Exercise prompt: Wherever the word "Temperatur" appears in a line, copy that line.

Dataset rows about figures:
##############################

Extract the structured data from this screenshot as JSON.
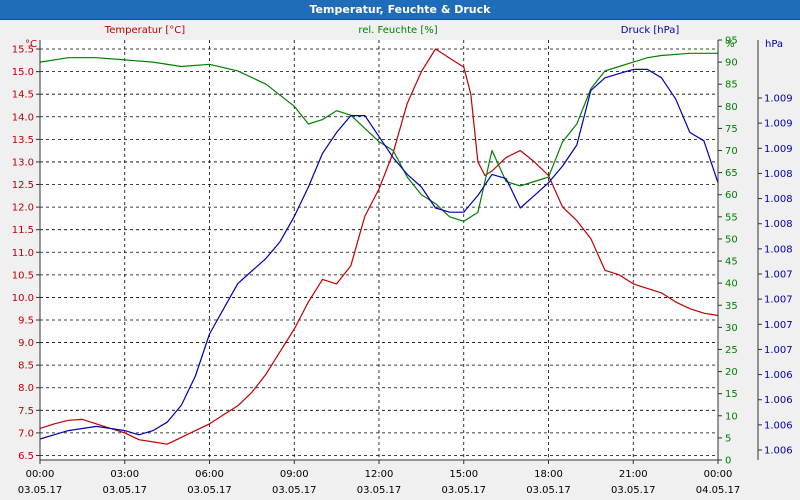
{
  "window": {
    "title": "Temperatur, Feuchte & Druck"
  },
  "chart_data": {
    "type": "line",
    "title": "Temperatur, Feuchte & Druck",
    "x_ticks": [
      {
        "time": "00:00",
        "date": "03.05.17"
      },
      {
        "time": "03:00",
        "date": "03.05.17"
      },
      {
        "time": "06:00",
        "date": "03.05.17"
      },
      {
        "time": "09:00",
        "date": "03.05.17"
      },
      {
        "time": "12:00",
        "date": "03.05.17"
      },
      {
        "time": "15:00",
        "date": "03.05.17"
      },
      {
        "time": "18:00",
        "date": "03.05.17"
      },
      {
        "time": "21:00",
        "date": "03.05.17"
      },
      {
        "time": "00:00",
        "date": "04.05.17"
      }
    ],
    "x_range_hours": [
      0,
      24
    ],
    "axes": {
      "left": {
        "title": "Temperatur [°C]",
        "unit": "°C",
        "min": 6.4,
        "max": 15.7,
        "ticks": [
          "6.5",
          "7.0",
          "7.5",
          "8.0",
          "8.5",
          "9.0",
          "9.5",
          "10.0",
          "10.5",
          "11.0",
          "11.5",
          "12.0",
          "12.5",
          "13.0",
          "13.5",
          "14.0",
          "14.5",
          "15.0",
          "15.5"
        ],
        "color": "#c00000"
      },
      "mid": {
        "title": "rel. Feuchte [%]",
        "unit": "%",
        "min": 0,
        "max": 95,
        "ticks": [
          "0",
          "5",
          "10",
          "15",
          "20",
          "25",
          "30",
          "35",
          "40",
          "45",
          "50",
          "55",
          "60",
          "65",
          "70",
          "75",
          "80",
          "85",
          "90",
          "95"
        ],
        "color": "#008000"
      },
      "right": {
        "title": "Druck [hPa]",
        "unit": "hPa",
        "min": 0,
        "max": 1,
        "ticks": [
          "1.006",
          "1.006",
          "1.006",
          "1.006",
          "1.007",
          "1.007",
          "1.007",
          "1.007",
          "1.008",
          "1.008",
          "1.008",
          "1.008",
          "1.009",
          "1.009",
          "1.009"
        ],
        "color": "#0000b0"
      }
    },
    "grid": true,
    "series": [
      {
        "name": "Temperatur [°C]",
        "axis": "left",
        "color": "#c00000",
        "points": [
          [
            0,
            7.1
          ],
          [
            0.5,
            7.2
          ],
          [
            1,
            7.28
          ],
          [
            1.5,
            7.3
          ],
          [
            2,
            7.2
          ],
          [
            2.5,
            7.1
          ],
          [
            3,
            7.0
          ],
          [
            3.5,
            6.85
          ],
          [
            4,
            6.8
          ],
          [
            4.5,
            6.75
          ],
          [
            5,
            6.9
          ],
          [
            5.5,
            7.05
          ],
          [
            6,
            7.2
          ],
          [
            6.5,
            7.4
          ],
          [
            7,
            7.6
          ],
          [
            7.5,
            7.9
          ],
          [
            8,
            8.3
          ],
          [
            8.5,
            8.8
          ],
          [
            9,
            9.3
          ],
          [
            9.5,
            9.9
          ],
          [
            10,
            10.4
          ],
          [
            10.5,
            10.3
          ],
          [
            11,
            10.7
          ],
          [
            11.5,
            11.8
          ],
          [
            12,
            12.4
          ],
          [
            12.5,
            13.2
          ],
          [
            13,
            14.3
          ],
          [
            13.5,
            15.0
          ],
          [
            14,
            15.5
          ],
          [
            14.5,
            15.3
          ],
          [
            15,
            15.1
          ],
          [
            15.25,
            14.5
          ],
          [
            15.5,
            13.0
          ],
          [
            15.75,
            12.7
          ],
          [
            16,
            12.8
          ],
          [
            16.5,
            13.1
          ],
          [
            17,
            13.25
          ],
          [
            17.5,
            13.0
          ],
          [
            18,
            12.7
          ],
          [
            18.5,
            12.0
          ],
          [
            19,
            11.7
          ],
          [
            19.5,
            11.3
          ],
          [
            20,
            10.6
          ],
          [
            20.5,
            10.5
          ],
          [
            21,
            10.3
          ],
          [
            21.5,
            10.2
          ],
          [
            22,
            10.1
          ],
          [
            22.5,
            9.9
          ],
          [
            23,
            9.75
          ],
          [
            23.5,
            9.65
          ],
          [
            24,
            9.6
          ]
        ]
      },
      {
        "name": "rel. Feuchte [%]",
        "axis": "mid",
        "color": "#008000",
        "points": [
          [
            0,
            90
          ],
          [
            1,
            91
          ],
          [
            2,
            91
          ],
          [
            3,
            90.5
          ],
          [
            4,
            90
          ],
          [
            5,
            89
          ],
          [
            6,
            89.5
          ],
          [
            7,
            88
          ],
          [
            8,
            85
          ],
          [
            9,
            80
          ],
          [
            9.5,
            76
          ],
          [
            10,
            77
          ],
          [
            10.5,
            79
          ],
          [
            11,
            78
          ],
          [
            11.5,
            75
          ],
          [
            12,
            72
          ],
          [
            12.5,
            70
          ],
          [
            13,
            64
          ],
          [
            13.5,
            60
          ],
          [
            14,
            58
          ],
          [
            14.5,
            55
          ],
          [
            15,
            54
          ],
          [
            15.5,
            56
          ],
          [
            16,
            70
          ],
          [
            16.5,
            63
          ],
          [
            17,
            62
          ],
          [
            17.5,
            63
          ],
          [
            18,
            64
          ],
          [
            18.5,
            72
          ],
          [
            19,
            76
          ],
          [
            19.5,
            84
          ],
          [
            20,
            88
          ],
          [
            20.5,
            89
          ],
          [
            21,
            90
          ],
          [
            21.5,
            91
          ],
          [
            22,
            91.5
          ],
          [
            23,
            92
          ],
          [
            24,
            92
          ]
        ]
      },
      {
        "name": "Druck [hPa]",
        "axis": "right",
        "color": "#0000b0",
        "points": [
          [
            0,
            0.05
          ],
          [
            0.5,
            0.06
          ],
          [
            1,
            0.07
          ],
          [
            1.5,
            0.075
          ],
          [
            2,
            0.08
          ],
          [
            2.5,
            0.075
          ],
          [
            3,
            0.07
          ],
          [
            3.5,
            0.06
          ],
          [
            4,
            0.07
          ],
          [
            4.5,
            0.09
          ],
          [
            5,
            0.13
          ],
          [
            5.5,
            0.2
          ],
          [
            6,
            0.3
          ],
          [
            6.5,
            0.36
          ],
          [
            7,
            0.42
          ],
          [
            7.5,
            0.45
          ],
          [
            8,
            0.48
          ],
          [
            8.5,
            0.52
          ],
          [
            9,
            0.58
          ],
          [
            9.5,
            0.65
          ],
          [
            10,
            0.73
          ],
          [
            10.5,
            0.78
          ],
          [
            11,
            0.82
          ],
          [
            11.5,
            0.82
          ],
          [
            12,
            0.77
          ],
          [
            12.5,
            0.72
          ],
          [
            13,
            0.68
          ],
          [
            13.5,
            0.65
          ],
          [
            14,
            0.6
          ],
          [
            14.5,
            0.59
          ],
          [
            15,
            0.59
          ],
          [
            15.25,
            0.61
          ],
          [
            15.5,
            0.63
          ],
          [
            16,
            0.68
          ],
          [
            16.5,
            0.67
          ],
          [
            17,
            0.6
          ],
          [
            17.5,
            0.63
          ],
          [
            18,
            0.66
          ],
          [
            18.5,
            0.7
          ],
          [
            19,
            0.75
          ],
          [
            19.5,
            0.88
          ],
          [
            20,
            0.91
          ],
          [
            20.5,
            0.92
          ],
          [
            21,
            0.93
          ],
          [
            21.5,
            0.93
          ],
          [
            22,
            0.91
          ],
          [
            22.5,
            0.86
          ],
          [
            23,
            0.78
          ],
          [
            23.5,
            0.76
          ],
          [
            24,
            0.66
          ]
        ]
      }
    ]
  }
}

##############################

Result for this task:
    "title": "Temperatur, Feuchte & Druck"
    "title": "Temperatur, Feuchte & Druck",
        "title": "Temperatur [°C]",
        "name": "Temperatur [°C]",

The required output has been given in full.